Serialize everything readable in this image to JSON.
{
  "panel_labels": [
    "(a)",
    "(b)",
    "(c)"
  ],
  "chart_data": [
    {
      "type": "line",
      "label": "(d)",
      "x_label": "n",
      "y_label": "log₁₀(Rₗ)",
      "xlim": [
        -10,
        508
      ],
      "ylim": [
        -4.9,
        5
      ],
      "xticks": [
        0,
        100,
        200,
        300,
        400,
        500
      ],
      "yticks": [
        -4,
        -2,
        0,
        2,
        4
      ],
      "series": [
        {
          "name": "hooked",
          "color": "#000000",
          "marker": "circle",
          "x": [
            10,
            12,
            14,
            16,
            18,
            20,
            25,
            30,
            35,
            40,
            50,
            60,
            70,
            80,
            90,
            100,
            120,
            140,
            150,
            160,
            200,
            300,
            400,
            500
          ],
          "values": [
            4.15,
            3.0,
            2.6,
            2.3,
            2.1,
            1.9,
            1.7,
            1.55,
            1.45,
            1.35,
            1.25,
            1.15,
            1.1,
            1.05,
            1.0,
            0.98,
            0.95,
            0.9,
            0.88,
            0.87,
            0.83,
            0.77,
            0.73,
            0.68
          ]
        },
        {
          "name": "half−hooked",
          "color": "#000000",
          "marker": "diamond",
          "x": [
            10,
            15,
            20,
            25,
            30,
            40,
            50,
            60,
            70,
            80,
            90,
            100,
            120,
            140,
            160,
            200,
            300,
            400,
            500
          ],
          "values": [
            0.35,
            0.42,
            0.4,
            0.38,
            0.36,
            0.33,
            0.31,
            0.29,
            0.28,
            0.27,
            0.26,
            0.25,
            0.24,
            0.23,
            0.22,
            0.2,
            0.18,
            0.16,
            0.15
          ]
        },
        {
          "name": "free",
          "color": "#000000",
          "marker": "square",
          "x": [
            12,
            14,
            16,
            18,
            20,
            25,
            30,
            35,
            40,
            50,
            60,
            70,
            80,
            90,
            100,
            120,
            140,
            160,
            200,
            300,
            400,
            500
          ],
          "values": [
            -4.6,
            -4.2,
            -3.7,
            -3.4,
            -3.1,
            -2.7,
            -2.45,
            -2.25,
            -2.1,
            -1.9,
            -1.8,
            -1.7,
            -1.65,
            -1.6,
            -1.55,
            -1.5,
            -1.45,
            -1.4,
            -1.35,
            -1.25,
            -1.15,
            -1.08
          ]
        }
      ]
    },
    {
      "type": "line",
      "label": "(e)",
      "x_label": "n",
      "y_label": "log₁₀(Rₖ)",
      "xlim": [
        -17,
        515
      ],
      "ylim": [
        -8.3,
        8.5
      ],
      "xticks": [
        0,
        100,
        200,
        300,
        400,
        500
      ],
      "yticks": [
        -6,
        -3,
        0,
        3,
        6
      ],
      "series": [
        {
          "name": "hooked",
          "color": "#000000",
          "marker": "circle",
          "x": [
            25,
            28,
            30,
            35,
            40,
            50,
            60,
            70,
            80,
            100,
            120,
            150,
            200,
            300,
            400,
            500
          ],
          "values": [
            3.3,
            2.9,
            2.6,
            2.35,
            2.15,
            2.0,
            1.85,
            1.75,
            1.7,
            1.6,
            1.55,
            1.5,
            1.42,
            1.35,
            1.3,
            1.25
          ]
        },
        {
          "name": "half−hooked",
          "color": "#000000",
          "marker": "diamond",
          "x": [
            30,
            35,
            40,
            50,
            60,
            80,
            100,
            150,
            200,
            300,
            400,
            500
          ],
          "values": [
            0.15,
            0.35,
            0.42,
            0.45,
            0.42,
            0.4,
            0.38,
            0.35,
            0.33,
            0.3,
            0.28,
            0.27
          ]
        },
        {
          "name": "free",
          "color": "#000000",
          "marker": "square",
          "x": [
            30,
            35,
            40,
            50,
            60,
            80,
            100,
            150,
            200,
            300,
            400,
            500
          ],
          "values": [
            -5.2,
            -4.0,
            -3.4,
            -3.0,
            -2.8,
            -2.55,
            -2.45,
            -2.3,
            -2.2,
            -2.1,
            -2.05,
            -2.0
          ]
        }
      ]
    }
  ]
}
- - - - - - -
_What to work on_: Reproduce each entry word for word.

_Answer to this task_:
Serialize everything readable in this image to JSON.
{
  "panel_labels": [
    "(a)",
    "(b)",
    "(c)"
  ],
  "chart_data": [
    {
      "type": "line",
      "label": "(d)",
      "x_label": "n",
      "y_label": "log₁₀(Rₗ)",
      "xlim": [
        -10,
        508
      ],
      "ylim": [
        -4.9,
        5
      ],
      "xticks": [
        0,
        100,
        200,
        300,
        400,
        500
      ],
      "yticks": [
        -4,
        -2,
        0,
        2,
        4
      ],
      "series": [
        {
          "name": "hooked",
          "color": "#000000",
          "marker": "circle",
          "x": [
            10,
            12,
            14,
            16,
            18,
            20,
            25,
            30,
            35,
            40,
            50,
            60,
            70,
            80,
            90,
            100,
            120,
            140,
            150,
            160,
            200,
            300,
            400,
            500
          ],
          "values": [
            4.15,
            3.0,
            2.6,
            2.3,
            2.1,
            1.9,
            1.7,
            1.55,
            1.45,
            1.35,
            1.25,
            1.15,
            1.1,
            1.05,
            1.0,
            0.98,
            0.95,
            0.9,
            0.88,
            0.87,
            0.83,
            0.77,
            0.73,
            0.68
          ]
        },
        {
          "name": "half−hooked",
          "color": "#000000",
          "marker": "diamond",
          "x": [
            10,
            15,
            20,
            25,
            30,
            40,
            50,
            60,
            70,
            80,
            90,
            100,
            120,
            140,
            160,
            200,
            300,
            400,
            500
          ],
          "values": [
            0.35,
            0.42,
            0.4,
            0.38,
            0.36,
            0.33,
            0.31,
            0.29,
            0.28,
            0.27,
            0.26,
            0.25,
            0.24,
            0.23,
            0.22,
            0.2,
            0.18,
            0.16,
            0.15
          ]
        },
        {
          "name": "free",
          "color": "#000000",
          "marker": "square",
          "x": [
            12,
            14,
            16,
            18,
            20,
            25,
            30,
            35,
            40,
            50,
            60,
            70,
            80,
            90,
            100,
            120,
            140,
            160,
            200,
            300,
            400,
            500
          ],
          "values": [
            -4.6,
            -4.2,
            -3.7,
            -3.4,
            -3.1,
            -2.7,
            -2.45,
            -2.25,
            -2.1,
            -1.9,
            -1.8,
            -1.7,
            -1.65,
            -1.6,
            -1.55,
            -1.5,
            -1.45,
            -1.4,
            -1.35,
            -1.25,
            -1.15,
            -1.08
          ]
        }
      ]
    },
    {
      "type": "line",
      "label": "(e)",
      "x_label": "n",
      "y_label": "log₁₀(Rₖ)",
      "xlim": [
        -17,
        515
      ],
      "ylim": [
        -8.3,
        8.5
      ],
      "xticks": [
        0,
        100,
        200,
        300,
        400,
        500
      ],
      "yticks": [
        -6,
        -3,
        0,
        3,
        6
      ],
      "series": [
        {
          "name": "hooked",
          "color": "#000000",
          "marker": "circle",
          "x": [
            25,
            28,
            30,
            35,
            40,
            50,
            60,
            70,
            80,
            100,
            120,
            150,
            200,
            300,
            400,
            500
          ],
          "values": [
            3.3,
            2.9,
            2.6,
            2.35,
            2.15,
            2.0,
            1.85,
            1.75,
            1.7,
            1.6,
            1.55,
            1.5,
            1.42,
            1.35,
            1.3,
            1.25
          ]
        },
        {
          "name": "half−hooked",
          "color": "#000000",
          "marker": "diamond",
          "x": [
            30,
            35,
            40,
            50,
            60,
            80,
            100,
            150,
            200,
            300,
            400,
            500
          ],
          "values": [
            0.15,
            0.35,
            0.42,
            0.45,
            0.42,
            0.4,
            0.38,
            0.35,
            0.33,
            0.3,
            0.28,
            0.27
          ]
        },
        {
          "name": "free",
          "color": "#000000",
          "marker": "square",
          "x": [
            30,
            35,
            40,
            50,
            60,
            80,
            100,
            150,
            200,
            300,
            400,
            500
          ],
          "values": [
            -5.2,
            -4.0,
            -3.4,
            -3.0,
            -2.8,
            -2.55,
            -2.45,
            -2.3,
            -2.2,
            -2.1,
            -2.05,
            -2.0
          ]
        }
      ]
    }
  ]
}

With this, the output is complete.